** MATERIAL SHOWN **
- - - - - - -

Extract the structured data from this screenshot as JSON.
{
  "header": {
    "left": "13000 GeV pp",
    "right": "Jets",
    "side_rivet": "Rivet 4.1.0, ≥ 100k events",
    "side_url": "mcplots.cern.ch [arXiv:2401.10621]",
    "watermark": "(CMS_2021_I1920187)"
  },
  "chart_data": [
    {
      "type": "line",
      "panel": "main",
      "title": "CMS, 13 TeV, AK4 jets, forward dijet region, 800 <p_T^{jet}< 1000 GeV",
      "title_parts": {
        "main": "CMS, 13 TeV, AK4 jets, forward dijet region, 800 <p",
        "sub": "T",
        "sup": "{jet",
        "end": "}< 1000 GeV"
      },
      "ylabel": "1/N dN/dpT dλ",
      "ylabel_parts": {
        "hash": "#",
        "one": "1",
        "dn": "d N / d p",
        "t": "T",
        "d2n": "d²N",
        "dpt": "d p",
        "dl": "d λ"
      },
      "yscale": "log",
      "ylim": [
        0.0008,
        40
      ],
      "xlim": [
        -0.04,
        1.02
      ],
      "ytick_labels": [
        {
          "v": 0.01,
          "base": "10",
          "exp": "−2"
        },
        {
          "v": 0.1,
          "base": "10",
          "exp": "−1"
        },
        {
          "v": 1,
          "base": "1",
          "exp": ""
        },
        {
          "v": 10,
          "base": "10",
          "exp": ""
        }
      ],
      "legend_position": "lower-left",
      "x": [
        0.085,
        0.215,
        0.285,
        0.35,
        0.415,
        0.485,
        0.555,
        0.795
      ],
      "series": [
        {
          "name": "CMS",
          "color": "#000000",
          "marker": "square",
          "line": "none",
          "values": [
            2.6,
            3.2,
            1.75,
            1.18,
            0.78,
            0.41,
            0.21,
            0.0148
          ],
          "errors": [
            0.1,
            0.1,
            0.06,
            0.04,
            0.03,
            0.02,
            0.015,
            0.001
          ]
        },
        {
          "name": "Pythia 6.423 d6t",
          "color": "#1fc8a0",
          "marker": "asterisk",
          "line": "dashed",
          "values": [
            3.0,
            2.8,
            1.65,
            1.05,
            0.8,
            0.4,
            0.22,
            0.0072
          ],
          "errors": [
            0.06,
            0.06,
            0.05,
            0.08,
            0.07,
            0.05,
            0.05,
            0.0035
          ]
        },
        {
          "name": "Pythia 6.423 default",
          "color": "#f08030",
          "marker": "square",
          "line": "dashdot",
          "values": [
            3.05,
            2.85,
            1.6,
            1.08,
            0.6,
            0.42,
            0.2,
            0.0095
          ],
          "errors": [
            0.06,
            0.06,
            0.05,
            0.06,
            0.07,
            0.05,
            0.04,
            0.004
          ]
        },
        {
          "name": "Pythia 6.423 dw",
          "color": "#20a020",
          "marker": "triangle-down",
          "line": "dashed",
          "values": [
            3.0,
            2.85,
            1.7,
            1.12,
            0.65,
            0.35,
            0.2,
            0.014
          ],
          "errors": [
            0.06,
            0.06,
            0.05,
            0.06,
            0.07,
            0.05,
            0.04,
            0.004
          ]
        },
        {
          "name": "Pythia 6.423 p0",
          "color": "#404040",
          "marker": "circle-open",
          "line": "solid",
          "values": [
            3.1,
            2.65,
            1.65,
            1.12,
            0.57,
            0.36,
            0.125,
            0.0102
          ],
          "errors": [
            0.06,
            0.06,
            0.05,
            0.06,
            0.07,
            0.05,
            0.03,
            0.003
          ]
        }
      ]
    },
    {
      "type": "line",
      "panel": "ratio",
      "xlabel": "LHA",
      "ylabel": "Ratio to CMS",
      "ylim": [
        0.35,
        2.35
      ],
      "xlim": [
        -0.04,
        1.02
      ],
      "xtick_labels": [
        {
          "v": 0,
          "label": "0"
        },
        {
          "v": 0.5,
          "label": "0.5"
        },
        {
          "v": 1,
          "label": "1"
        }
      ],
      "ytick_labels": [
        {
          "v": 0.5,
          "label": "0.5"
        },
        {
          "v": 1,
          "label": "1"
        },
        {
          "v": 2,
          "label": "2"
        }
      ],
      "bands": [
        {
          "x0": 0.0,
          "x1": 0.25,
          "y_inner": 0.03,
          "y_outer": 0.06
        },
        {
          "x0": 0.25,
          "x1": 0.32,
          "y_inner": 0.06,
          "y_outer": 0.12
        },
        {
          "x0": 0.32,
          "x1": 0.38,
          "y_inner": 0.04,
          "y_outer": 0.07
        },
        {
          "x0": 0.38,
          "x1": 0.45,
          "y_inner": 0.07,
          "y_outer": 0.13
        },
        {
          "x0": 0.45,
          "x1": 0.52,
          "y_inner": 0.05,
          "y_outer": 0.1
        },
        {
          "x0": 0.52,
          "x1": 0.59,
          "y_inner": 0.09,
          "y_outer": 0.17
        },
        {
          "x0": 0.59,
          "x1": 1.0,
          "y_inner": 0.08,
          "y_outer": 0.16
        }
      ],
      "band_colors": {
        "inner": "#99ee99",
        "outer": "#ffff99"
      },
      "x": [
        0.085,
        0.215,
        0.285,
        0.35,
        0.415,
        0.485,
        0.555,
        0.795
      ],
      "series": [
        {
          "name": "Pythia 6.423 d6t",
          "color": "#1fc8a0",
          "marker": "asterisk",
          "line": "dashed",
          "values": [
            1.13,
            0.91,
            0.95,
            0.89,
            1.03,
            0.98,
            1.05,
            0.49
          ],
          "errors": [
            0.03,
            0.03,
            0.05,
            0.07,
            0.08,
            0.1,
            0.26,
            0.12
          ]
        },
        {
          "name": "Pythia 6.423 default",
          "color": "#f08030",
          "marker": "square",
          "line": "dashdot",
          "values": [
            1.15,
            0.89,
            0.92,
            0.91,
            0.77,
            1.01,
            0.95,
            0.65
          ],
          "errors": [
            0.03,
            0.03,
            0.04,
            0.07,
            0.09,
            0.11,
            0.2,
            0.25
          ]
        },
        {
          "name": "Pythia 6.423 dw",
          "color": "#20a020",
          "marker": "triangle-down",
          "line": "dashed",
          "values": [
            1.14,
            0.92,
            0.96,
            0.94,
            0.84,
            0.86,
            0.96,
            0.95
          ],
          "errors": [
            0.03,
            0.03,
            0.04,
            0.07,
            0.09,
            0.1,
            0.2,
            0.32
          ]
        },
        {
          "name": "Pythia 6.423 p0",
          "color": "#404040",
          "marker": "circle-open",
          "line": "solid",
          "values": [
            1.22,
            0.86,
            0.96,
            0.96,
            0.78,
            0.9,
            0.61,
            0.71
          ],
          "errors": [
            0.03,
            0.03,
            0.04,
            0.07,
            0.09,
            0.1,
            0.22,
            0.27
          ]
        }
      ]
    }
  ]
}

- - - - - - -

** OBJECTIVE **
Find each line holding "main". Copy it out.

** OUTPUT OF THE EXERCISE **
      "panel": "main",
        "main": "CMS, 13 TeV, AK4 jets, forward dijet region, 800 <p",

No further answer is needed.